Written instruction
Each record below must be returned exactly as shown.

Data supplied
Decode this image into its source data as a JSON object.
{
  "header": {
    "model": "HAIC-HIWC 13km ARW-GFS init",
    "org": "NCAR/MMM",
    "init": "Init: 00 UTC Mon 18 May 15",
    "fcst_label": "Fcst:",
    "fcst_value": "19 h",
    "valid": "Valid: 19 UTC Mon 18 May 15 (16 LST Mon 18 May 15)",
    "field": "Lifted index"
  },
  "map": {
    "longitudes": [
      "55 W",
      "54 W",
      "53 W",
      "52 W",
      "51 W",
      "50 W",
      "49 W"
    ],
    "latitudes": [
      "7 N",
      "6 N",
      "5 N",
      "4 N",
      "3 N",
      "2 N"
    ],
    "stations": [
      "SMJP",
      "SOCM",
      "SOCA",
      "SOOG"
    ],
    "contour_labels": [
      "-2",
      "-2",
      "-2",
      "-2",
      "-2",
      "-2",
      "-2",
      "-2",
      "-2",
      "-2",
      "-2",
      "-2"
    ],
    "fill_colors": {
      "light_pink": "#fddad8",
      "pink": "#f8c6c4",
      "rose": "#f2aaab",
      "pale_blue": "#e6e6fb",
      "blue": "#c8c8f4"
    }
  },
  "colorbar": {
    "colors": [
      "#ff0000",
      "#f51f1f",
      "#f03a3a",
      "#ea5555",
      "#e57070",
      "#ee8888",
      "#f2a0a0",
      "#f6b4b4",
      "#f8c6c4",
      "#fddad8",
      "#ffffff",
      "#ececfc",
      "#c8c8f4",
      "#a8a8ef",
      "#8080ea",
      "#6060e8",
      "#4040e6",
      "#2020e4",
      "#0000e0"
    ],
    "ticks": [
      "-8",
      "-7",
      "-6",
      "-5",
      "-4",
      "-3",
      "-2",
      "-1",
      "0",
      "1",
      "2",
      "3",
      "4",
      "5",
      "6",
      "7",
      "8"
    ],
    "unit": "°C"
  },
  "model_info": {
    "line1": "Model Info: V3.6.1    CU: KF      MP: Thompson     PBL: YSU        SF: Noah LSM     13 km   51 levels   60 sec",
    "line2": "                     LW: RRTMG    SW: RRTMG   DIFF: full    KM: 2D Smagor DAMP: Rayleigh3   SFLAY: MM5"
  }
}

Exercise answer
Decode this image into its source data as a JSON object.
{
  "header": {
    "model": "HAIC-HIWC 13km ARW-GFS init",
    "org": "NCAR/MMM",
    "init": "Init: 00 UTC Mon 18 May 15",
    "fcst_label": "Fcst:",
    "fcst_value": "19 h",
    "valid": "Valid: 19 UTC Mon 18 May 15 (16 LST Mon 18 May 15)",
    "field": "Lifted index"
  },
  "map": {
    "longitudes": [
      "55 W",
      "54 W",
      "53 W",
      "52 W",
      "51 W",
      "50 W",
      "49 W"
    ],
    "latitudes": [
      "7 N",
      "6 N",
      "5 N",
      "4 N",
      "3 N",
      "2 N"
    ],
    "stations": [
      "SMJP",
      "SOCM",
      "SOCA",
      "SOOG"
    ],
    "contour_labels": [
      "-2",
      "-2",
      "-2",
      "-2",
      "-2",
      "-2",
      "-2",
      "-2",
      "-2",
      "-2",
      "-2",
      "-2"
    ],
    "fill_colors": {
      "light_pink": "#fddad8",
      "pink": "#f8c6c4",
      "rose": "#f2aaab",
      "pale_blue": "#e6e6fb",
      "blue": "#c8c8f4"
    }
  },
  "colorbar": {
    "colors": [
      "#ff0000",
      "#f51f1f",
      "#f03a3a",
      "#ea5555",
      "#e57070",
      "#ee8888",
      "#f2a0a0",
      "#f6b4b4",
      "#f8c6c4",
      "#fddad8",
      "#ffffff",
      "#ececfc",
      "#c8c8f4",
      "#a8a8ef",
      "#8080ea",
      "#6060e8",
      "#4040e6",
      "#2020e4",
      "#0000e0"
    ],
    "ticks": [
      "-8",
      "-7",
      "-6",
      "-5",
      "-4",
      "-3",
      "-2",
      "-1",
      "0",
      "1",
      "2",
      "3",
      "4",
      "5",
      "6",
      "7",
      "8"
    ],
    "unit": "°C"
  },
  "model_info": {
    "line1": "Model Info: V3.6.1    CU: KF      MP: Thompson     PBL: YSU        SF: Noah LSM     13 km   51 levels   60 sec",
    "line2": "                     LW: RRTMG    SW: RRTMG   DIFF: full    KM: 2D Smagor DAMP: Rayleigh3   SFLAY: MM5"
  }
}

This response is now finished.